SUPPLIED INFORMATION:
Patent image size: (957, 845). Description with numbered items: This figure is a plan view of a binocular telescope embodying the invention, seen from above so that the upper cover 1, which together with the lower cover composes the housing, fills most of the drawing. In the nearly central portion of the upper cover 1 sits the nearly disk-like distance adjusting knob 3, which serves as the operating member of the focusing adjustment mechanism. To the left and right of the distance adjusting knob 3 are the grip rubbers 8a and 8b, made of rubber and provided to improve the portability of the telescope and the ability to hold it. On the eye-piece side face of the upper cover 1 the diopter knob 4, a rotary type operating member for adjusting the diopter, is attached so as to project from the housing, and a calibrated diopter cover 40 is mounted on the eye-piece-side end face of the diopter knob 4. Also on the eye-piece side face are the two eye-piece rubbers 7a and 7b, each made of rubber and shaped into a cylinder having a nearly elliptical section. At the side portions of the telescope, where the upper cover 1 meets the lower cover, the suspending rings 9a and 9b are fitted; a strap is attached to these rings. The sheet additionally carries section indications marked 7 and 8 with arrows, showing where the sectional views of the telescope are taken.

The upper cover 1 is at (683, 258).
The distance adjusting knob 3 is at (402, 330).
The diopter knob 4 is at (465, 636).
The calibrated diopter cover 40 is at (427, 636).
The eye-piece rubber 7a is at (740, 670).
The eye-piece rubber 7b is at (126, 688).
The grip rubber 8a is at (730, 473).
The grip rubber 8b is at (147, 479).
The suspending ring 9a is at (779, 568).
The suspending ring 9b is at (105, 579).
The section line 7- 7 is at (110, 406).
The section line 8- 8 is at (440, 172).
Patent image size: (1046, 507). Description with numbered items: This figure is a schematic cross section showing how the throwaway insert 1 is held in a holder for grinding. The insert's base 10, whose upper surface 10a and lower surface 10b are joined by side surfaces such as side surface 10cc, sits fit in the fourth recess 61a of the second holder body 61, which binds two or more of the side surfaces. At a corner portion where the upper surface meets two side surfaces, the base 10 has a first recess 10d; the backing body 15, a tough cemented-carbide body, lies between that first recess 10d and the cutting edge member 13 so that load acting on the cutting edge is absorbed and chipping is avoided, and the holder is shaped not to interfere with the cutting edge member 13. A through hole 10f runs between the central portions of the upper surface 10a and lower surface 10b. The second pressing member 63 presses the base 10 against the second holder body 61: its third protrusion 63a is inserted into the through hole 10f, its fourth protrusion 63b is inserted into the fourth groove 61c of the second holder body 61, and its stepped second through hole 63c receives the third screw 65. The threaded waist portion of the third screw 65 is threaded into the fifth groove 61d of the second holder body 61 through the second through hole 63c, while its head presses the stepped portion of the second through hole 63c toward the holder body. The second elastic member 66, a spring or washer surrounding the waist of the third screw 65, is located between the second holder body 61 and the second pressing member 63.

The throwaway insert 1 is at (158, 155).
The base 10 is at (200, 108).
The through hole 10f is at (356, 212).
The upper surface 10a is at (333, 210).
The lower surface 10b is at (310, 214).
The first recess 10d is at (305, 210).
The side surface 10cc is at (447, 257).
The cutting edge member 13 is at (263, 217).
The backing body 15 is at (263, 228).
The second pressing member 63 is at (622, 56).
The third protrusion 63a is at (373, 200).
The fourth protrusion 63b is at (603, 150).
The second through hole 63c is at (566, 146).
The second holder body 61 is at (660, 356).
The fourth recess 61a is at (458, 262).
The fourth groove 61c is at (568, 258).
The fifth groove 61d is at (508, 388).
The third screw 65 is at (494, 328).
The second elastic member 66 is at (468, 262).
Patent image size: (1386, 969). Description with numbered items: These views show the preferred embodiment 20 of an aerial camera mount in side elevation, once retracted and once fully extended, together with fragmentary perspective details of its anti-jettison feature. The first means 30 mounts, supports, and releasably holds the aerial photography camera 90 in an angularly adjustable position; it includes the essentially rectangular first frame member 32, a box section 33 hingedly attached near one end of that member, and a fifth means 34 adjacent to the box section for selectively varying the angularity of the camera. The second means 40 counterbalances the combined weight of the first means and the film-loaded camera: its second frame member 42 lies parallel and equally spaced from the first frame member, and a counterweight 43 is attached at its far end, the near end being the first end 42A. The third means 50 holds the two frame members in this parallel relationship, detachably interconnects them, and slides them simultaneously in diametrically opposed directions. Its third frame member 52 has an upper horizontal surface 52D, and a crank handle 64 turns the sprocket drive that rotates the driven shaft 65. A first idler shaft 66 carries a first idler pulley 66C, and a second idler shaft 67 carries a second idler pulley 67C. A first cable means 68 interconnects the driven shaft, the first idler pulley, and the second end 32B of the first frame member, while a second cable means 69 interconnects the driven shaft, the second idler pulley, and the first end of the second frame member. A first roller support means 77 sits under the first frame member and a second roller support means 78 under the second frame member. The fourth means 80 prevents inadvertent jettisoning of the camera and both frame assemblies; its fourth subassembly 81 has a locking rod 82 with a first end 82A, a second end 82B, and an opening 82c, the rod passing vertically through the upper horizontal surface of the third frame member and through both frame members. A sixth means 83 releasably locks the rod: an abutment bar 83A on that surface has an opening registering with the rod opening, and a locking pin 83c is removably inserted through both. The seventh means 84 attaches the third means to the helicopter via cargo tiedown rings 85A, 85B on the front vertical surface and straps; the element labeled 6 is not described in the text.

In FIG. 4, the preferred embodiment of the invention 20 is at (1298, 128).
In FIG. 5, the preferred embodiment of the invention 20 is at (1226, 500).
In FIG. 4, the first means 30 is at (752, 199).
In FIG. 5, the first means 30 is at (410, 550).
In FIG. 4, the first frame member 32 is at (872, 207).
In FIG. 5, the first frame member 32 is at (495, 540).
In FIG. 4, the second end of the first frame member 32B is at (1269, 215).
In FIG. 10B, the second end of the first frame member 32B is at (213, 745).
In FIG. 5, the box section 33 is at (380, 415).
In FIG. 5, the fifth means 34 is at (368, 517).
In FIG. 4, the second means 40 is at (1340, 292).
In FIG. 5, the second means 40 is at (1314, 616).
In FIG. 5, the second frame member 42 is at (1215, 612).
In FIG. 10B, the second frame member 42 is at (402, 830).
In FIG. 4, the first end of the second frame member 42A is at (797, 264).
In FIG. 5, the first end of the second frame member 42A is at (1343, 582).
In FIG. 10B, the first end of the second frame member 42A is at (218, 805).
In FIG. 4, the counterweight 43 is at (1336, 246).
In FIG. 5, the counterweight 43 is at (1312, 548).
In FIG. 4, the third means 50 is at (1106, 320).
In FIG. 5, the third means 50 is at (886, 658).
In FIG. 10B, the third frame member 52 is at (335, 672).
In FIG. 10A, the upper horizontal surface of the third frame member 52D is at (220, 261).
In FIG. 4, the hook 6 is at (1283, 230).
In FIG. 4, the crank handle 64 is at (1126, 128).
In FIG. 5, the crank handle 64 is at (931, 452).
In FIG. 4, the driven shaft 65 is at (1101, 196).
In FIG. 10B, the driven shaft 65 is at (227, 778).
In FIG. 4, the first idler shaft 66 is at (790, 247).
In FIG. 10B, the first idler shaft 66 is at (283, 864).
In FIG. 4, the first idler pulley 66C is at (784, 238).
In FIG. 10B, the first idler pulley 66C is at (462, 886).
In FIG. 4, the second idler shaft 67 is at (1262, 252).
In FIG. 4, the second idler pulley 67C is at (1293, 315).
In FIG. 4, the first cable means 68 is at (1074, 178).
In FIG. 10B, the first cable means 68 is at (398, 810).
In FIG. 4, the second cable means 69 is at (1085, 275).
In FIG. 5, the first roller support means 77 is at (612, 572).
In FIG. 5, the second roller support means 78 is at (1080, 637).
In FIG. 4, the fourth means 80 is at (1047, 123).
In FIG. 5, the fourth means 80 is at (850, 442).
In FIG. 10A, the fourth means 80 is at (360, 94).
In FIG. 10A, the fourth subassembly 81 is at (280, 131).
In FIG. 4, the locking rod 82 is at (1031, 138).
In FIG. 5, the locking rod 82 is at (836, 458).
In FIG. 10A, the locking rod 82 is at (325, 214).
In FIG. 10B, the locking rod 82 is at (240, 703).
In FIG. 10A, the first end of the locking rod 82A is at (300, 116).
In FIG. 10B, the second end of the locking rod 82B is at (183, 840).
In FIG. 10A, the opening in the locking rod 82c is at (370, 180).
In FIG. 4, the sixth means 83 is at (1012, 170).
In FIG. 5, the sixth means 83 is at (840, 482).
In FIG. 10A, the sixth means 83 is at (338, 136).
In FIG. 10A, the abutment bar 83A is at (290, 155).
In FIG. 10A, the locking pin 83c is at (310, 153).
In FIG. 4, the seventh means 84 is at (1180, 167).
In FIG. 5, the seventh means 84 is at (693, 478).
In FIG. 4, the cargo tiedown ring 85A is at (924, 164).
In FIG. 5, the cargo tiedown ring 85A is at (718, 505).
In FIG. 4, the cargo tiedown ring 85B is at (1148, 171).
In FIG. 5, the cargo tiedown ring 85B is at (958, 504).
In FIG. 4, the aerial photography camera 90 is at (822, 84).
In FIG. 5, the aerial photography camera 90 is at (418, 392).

AIM: Can you update the data, starting at the beginning and ending with the line containing "The upper cover 1 is at (683, 258).", so that "plan view" becomes "top view" and nothing else changes?

WORKED SOLUTION:
Patent image size: (957, 845). Description with numbered items: This figure is a top view of a binocular telescope embodying the invention, seen from above so that the upper cover 1, which together with the lower cover composes the housing, fills most of the drawing. In the nearly central portion of the upper cover 1 sits the nearly disk-like distance adjusting knob 3, which serves as the operating member of the focusing adjustment mechanism. To the left and right of the distance adjusting knob 3 are the grip rubbers 8a and 8b, made of rubber and provided to improve the portability of the telescope and the ability to hold it. On the eye-piece side face of the upper cover 1 the diopter knob 4, a rotary type operating member for adjusting the diopter, is attached so as to project from the housing, and a calibrated diopter cover 40 is mounted on the eye-piece-side end face of the diopter knob 4. Also on the eye-piece side face are the two eye-piece rubbers 7a and 7b, each made of rubber and shaped into a cylinder having a nearly elliptical section. At the side portions of the telescope, where the upper cover 1 meets the lower cover, the suspending rings 9a and 9b are fitted; a strap is attached to these rings. The sheet additionally carries section indications marked 7 and 8 with arrows, showing where the sectional views of the telescope are taken.

The upper cover 1 is at (683, 258).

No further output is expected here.